TASK REQUIREMENTS: Which lines in the material below contain the word "English"? Copy each of them.

— start —

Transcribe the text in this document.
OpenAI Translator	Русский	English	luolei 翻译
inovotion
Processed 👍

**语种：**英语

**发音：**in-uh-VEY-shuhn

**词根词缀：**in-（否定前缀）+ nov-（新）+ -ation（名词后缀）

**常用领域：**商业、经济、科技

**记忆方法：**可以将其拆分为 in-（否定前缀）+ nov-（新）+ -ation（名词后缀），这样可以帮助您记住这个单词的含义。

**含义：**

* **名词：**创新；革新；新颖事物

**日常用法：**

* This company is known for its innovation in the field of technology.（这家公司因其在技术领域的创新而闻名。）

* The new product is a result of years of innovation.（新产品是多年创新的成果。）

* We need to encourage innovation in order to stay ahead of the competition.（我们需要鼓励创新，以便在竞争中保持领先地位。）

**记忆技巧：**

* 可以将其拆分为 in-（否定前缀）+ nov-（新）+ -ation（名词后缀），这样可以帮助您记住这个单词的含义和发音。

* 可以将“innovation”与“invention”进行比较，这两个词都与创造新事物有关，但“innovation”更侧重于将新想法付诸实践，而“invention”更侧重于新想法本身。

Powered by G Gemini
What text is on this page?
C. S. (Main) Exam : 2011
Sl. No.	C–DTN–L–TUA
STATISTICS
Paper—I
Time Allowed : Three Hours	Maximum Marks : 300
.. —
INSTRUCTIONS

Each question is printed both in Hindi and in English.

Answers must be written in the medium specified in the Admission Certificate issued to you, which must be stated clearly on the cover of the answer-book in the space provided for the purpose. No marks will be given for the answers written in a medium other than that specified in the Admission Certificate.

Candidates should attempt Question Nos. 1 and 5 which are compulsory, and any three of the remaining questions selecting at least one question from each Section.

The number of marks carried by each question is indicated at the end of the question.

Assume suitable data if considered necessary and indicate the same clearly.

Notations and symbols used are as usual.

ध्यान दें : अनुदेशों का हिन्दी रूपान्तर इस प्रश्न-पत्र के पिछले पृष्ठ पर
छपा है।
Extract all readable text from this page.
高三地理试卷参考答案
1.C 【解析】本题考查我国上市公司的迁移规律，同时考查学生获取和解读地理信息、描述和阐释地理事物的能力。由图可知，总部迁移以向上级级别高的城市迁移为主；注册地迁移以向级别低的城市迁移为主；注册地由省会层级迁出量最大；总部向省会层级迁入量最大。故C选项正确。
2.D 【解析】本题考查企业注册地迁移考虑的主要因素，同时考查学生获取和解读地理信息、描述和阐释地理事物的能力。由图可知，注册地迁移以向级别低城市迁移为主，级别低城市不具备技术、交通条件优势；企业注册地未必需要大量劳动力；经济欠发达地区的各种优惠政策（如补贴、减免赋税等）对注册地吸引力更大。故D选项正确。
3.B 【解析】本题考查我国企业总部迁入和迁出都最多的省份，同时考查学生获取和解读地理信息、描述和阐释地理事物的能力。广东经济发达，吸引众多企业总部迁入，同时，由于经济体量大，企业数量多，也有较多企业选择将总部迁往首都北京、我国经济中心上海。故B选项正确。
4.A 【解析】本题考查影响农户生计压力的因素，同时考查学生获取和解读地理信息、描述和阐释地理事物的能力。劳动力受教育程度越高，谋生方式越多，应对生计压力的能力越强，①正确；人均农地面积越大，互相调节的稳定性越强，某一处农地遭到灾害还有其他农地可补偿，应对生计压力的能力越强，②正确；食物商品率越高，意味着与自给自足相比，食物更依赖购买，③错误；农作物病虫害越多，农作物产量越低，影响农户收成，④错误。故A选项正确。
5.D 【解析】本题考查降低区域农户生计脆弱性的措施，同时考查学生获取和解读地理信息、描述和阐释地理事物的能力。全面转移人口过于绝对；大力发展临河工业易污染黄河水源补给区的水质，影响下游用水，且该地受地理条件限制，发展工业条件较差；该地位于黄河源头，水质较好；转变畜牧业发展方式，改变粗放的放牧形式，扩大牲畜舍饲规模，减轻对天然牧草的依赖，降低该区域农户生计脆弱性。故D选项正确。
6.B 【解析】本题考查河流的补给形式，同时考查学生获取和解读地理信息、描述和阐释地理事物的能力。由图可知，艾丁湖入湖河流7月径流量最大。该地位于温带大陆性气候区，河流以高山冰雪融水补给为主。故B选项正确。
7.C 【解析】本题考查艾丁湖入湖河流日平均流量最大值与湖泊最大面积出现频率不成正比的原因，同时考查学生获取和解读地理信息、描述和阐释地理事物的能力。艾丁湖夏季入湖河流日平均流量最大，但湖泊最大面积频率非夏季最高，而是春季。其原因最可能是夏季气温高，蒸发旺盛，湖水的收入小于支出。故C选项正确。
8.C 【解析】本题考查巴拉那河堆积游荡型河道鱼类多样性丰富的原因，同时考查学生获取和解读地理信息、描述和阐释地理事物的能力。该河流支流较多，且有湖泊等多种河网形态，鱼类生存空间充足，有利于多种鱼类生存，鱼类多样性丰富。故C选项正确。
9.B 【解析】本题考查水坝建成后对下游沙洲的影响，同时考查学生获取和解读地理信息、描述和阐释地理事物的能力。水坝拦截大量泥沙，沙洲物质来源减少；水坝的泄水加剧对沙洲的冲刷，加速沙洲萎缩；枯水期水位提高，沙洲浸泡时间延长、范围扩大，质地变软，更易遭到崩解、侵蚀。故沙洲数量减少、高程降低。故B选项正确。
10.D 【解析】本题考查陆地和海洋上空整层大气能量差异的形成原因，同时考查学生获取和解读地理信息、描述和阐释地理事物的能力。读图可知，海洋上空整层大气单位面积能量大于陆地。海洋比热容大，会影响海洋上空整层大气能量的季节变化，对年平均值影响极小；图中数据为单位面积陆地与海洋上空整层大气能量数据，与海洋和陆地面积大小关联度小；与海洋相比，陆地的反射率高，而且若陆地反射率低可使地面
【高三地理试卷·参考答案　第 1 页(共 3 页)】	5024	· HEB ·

— end —

EXERCISE ANSWER:
OpenAI Translator	Русский	English	luolei 翻译
Each question is printed both in Hindi and in English.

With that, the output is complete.